> Directions for this task:
Determine how many lines of the records include "label", and answer with the number alone.
____
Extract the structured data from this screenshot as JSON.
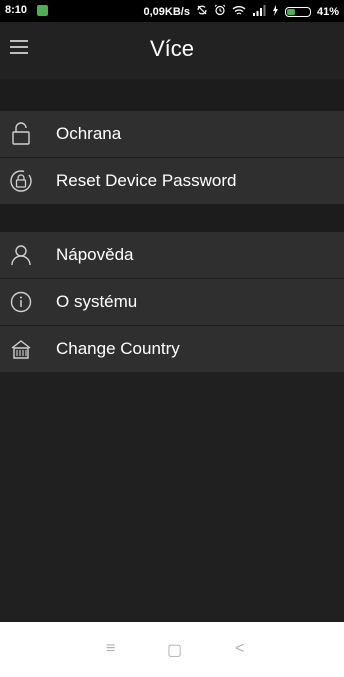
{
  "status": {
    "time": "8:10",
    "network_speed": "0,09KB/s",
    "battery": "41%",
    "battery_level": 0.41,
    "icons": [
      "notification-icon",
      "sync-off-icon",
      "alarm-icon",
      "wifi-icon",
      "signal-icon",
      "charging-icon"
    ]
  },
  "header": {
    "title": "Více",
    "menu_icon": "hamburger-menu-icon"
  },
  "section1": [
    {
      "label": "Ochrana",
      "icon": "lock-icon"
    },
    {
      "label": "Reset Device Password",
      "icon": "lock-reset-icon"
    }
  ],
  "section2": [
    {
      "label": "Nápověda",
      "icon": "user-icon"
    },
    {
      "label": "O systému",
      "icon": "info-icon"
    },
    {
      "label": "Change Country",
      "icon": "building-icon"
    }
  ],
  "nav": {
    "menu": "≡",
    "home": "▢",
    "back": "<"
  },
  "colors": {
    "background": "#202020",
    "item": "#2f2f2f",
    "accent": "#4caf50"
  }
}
____
> Solution to this task:
5